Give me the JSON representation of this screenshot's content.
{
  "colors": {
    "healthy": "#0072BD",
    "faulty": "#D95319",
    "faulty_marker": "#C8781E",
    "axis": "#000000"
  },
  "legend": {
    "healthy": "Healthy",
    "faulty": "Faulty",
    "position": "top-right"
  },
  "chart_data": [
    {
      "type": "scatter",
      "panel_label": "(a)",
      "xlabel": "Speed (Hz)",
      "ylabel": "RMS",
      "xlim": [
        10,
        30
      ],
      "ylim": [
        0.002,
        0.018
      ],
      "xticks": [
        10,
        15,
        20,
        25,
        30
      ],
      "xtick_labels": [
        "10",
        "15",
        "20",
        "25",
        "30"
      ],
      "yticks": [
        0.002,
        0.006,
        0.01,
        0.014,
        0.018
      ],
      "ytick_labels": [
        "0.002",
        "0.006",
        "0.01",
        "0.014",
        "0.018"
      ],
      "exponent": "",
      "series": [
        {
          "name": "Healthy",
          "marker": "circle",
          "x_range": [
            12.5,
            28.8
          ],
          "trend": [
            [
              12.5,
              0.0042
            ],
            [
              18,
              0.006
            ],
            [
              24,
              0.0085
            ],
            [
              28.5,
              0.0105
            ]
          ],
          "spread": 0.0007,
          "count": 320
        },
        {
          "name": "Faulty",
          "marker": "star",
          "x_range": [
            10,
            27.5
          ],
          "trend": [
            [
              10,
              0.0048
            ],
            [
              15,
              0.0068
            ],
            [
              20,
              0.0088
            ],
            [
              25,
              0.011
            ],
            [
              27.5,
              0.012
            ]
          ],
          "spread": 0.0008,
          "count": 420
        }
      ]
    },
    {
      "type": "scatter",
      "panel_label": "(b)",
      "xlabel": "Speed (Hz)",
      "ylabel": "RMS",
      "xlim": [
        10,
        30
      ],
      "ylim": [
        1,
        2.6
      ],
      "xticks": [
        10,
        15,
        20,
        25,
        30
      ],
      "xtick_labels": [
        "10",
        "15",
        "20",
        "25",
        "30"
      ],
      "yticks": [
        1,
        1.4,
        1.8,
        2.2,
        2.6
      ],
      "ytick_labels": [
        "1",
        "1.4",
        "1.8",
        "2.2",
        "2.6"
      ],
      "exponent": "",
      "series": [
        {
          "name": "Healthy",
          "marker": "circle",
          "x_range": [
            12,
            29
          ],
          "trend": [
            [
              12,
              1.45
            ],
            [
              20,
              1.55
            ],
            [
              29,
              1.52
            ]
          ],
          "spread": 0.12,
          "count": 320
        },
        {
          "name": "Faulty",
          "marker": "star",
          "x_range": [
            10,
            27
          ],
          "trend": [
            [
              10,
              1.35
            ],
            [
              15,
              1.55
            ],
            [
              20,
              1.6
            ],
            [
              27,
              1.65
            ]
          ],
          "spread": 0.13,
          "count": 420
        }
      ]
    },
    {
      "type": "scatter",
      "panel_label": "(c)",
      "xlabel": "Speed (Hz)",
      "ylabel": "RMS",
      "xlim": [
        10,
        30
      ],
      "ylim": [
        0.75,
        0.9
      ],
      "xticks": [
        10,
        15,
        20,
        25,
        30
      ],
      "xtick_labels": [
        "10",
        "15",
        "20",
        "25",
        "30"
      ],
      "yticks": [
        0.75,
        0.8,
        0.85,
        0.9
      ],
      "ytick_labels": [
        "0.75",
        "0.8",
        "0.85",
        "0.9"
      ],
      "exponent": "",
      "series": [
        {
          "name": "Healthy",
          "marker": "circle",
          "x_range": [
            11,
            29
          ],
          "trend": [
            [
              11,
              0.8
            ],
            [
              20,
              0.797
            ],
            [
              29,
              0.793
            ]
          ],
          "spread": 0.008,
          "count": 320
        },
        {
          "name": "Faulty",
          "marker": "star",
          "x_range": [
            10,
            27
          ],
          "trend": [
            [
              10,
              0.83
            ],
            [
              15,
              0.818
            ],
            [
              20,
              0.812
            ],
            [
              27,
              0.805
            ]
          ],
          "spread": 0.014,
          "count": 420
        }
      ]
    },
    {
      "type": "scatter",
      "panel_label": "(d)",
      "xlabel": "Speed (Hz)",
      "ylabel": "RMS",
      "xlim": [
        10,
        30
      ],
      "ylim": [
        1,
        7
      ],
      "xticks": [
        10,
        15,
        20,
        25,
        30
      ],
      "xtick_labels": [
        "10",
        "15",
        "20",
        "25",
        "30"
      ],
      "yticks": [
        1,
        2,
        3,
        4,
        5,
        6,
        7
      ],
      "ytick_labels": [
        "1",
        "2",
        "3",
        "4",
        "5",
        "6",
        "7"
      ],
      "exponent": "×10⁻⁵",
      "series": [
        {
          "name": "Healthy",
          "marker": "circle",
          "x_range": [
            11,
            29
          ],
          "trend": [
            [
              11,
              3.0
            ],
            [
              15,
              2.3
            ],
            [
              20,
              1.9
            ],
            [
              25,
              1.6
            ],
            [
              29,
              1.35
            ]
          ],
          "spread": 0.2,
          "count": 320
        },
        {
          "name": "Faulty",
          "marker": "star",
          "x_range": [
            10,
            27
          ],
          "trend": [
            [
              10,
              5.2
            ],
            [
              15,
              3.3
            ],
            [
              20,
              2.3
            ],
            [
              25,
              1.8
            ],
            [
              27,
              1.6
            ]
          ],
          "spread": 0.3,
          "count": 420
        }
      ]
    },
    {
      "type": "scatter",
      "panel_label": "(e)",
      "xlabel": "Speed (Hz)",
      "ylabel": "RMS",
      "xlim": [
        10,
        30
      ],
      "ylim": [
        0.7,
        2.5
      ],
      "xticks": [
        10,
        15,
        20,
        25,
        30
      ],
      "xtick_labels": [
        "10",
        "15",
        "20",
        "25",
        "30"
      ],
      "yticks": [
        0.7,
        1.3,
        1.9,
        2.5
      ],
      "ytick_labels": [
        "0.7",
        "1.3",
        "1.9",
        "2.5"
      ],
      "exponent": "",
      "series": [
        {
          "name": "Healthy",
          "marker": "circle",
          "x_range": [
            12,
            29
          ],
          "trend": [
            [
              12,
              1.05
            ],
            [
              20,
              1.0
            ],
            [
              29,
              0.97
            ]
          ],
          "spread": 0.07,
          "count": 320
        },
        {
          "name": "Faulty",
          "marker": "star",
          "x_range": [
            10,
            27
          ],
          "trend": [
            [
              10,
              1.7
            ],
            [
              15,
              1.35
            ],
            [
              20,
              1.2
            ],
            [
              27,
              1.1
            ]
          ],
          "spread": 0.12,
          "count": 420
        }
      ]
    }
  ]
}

____________________

Please restate the records in full, word for word.

Give me the JSON representation of this screenshot's content.
{
  "colors": {
    "healthy": "#0072BD",
    "faulty": "#D95319",
    "faulty_marker": "#C8781E",
    "axis": "#000000"
  },
  "legend": {
    "healthy": "Healthy",
    "faulty": "Faulty",
    "position": "top-right"
  },
  "chart_data": [
    {
      "type": "scatter",
      "panel_label": "(a)",
      "xlabel": "Speed (Hz)",
      "ylabel": "RMS",
      "xlim": [
        10,
        30
      ],
      "ylim": [
        0.002,
        0.018
      ],
      "xticks": [
        10,
        15,
        20,
        25,
        30
      ],
      "xtick_labels": [
        "10",
        "15",
        "20",
        "25",
        "30"
      ],
      "yticks": [
        0.002,
        0.006,
        0.01,
        0.014,
        0.018
      ],
      "ytick_labels": [
        "0.002",
        "0.006",
        "0.01",
        "0.014",
        "0.018"
      ],
      "exponent": "",
      "series": [
        {
          "name": "Healthy",
          "marker": "circle",
          "x_range": [
            12.5,
            28.8
          ],
          "trend": [
            [
              12.5,
              0.0042
            ],
            [
              18,
              0.006
            ],
            [
              24,
              0.0085
            ],
            [
              28.5,
              0.0105
            ]
          ],
          "spread": 0.0007,
          "count": 320
        },
        {
          "name": "Faulty",
          "marker": "star",
          "x_range": [
            10,
            27.5
          ],
          "trend": [
            [
              10,
              0.0048
            ],
            [
              15,
              0.0068
            ],
            [
              20,
              0.0088
            ],
            [
              25,
              0.011
            ],
            [
              27.5,
              0.012
            ]
          ],
          "spread": 0.0008,
          "count": 420
        }
      ]
    },
    {
      "type": "scatter",
      "panel_label": "(b)",
      "xlabel": "Speed (Hz)",
      "ylabel": "RMS",
      "xlim": [
        10,
        30
      ],
      "ylim": [
        1,
        2.6
      ],
      "xticks": [
        10,
        15,
        20,
        25,
        30
      ],
      "xtick_labels": [
        "10",
        "15",
        "20",
        "25",
        "30"
      ],
      "yticks": [
        1,
        1.4,
        1.8,
        2.2,
        2.6
      ],
      "ytick_labels": [
        "1",
        "1.4",
        "1.8",
        "2.2",
        "2.6"
      ],
      "exponent": "",
      "series": [
        {
          "name": "Healthy",
          "marker": "circle",
          "x_range": [
            12,
            29
          ],
          "trend": [
            [
              12,
              1.45
            ],
            [
              20,
              1.55
            ],
            [
              29,
              1.52
            ]
          ],
          "spread": 0.12,
          "count": 320
        },
        {
          "name": "Faulty",
          "marker": "star",
          "x_range": [
            10,
            27
          ],
          "trend": [
            [
              10,
              1.35
            ],
            [
              15,
              1.55
            ],
            [
              20,
              1.6
            ],
            [
              27,
              1.65
            ]
          ],
          "spread": 0.13,
          "count": 420
        }
      ]
    },
    {
      "type": "scatter",
      "panel_label": "(c)",
      "xlabel": "Speed (Hz)",
      "ylabel": "RMS",
      "xlim": [
        10,
        30
      ],
      "ylim": [
        0.75,
        0.9
      ],
      "xticks": [
        10,
        15,
        20,
        25,
        30
      ],
      "xtick_labels": [
        "10",
        "15",
        "20",
        "25",
        "30"
      ],
      "yticks": [
        0.75,
        0.8,
        0.85,
        0.9
      ],
      "ytick_labels": [
        "0.75",
        "0.8",
        "0.85",
        "0.9"
      ],
      "exponent": "",
      "series": [
        {
          "name": "Healthy",
          "marker": "circle",
          "x_range": [
            11,
            29
          ],
          "trend": [
            [
              11,
              0.8
            ],
            [
              20,
              0.797
            ],
            [
              29,
              0.793
            ]
          ],
          "spread": 0.008,
          "count": 320
        },
        {
          "name": "Faulty",
          "marker": "star",
          "x_range": [
            10,
            27
          ],
          "trend": [
            [
              10,
              0.83
            ],
            [
              15,
              0.818
            ],
            [
              20,
              0.812
            ],
            [
              27,
              0.805
            ]
          ],
          "spread": 0.014,
          "count": 420
        }
      ]
    },
    {
      "type": "scatter",
      "panel_label": "(d)",
      "xlabel": "Speed (Hz)",
      "ylabel": "RMS",
      "xlim": [
        10,
        30
      ],
      "ylim": [
        1,
        7
      ],
      "xticks": [
        10,
        15,
        20,
        25,
        30
      ],
      "xtick_labels": [
        "10",
        "15",
        "20",
        "25",
        "30"
      ],
      "yticks": [
        1,
        2,
        3,
        4,
        5,
        6,
        7
      ],
      "ytick_labels": [
        "1",
        "2",
        "3",
        "4",
        "5",
        "6",
        "7"
      ],
      "exponent": "×10⁻⁵",
      "series": [
        {
          "name": "Healthy",
          "marker": "circle",
          "x_range": [
            11,
            29
          ],
          "trend": [
            [
              11,
              3.0
            ],
            [
              15,
              2.3
            ],
            [
              20,
              1.9
            ],
            [
              25,
              1.6
            ],
            [
              29,
              1.35
            ]
          ],
          "spread": 0.2,
          "count": 320
        },
        {
          "name": "Faulty",
          "marker": "star",
          "x_range": [
            10,
            27
          ],
          "trend": [
            [
              10,
              5.2
            ],
            [
              15,
              3.3
            ],
            [
              20,
              2.3
            ],
            [
              25,
              1.8
            ],
            [
              27,
              1.6
            ]
          ],
          "spread": 0.3,
          "count": 420
        }
      ]
    },
    {
      "type": "scatter",
      "panel_label": "(e)",
      "xlabel": "Speed (Hz)",
      "ylabel": "RMS",
      "xlim": [
        10,
        30
      ],
      "ylim": [
        0.7,
        2.5
      ],
      "xticks": [
        10,
        15,
        20,
        25,
        30
      ],
      "xtick_labels": [
        "10",
        "15",
        "20",
        "25",
        "30"
      ],
      "yticks": [
        0.7,
        1.3,
        1.9,
        2.5
      ],
      "ytick_labels": [
        "0.7",
        "1.3",
        "1.9",
        "2.5"
      ],
      "exponent": "",
      "series": [
        {
          "name": "Healthy",
          "marker": "circle",
          "x_range": [
            12,
            29
          ],
          "trend": [
            [
              12,
              1.05
            ],
            [
              20,
              1.0
            ],
            [
              29,
              0.97
            ]
          ],
          "spread": 0.07,
          "count": 320
        },
        {
          "name": "Faulty",
          "marker": "star",
          "x_range": [
            10,
            27
          ],
          "trend": [
            [
              10,
              1.7
            ],
            [
              15,
              1.35
            ],
            [
              20,
              1.2
            ],
            [
              27,
              1.1
            ]
          ],
          "spread": 0.12,
          "count": 420
        }
      ]
    }
  ]
}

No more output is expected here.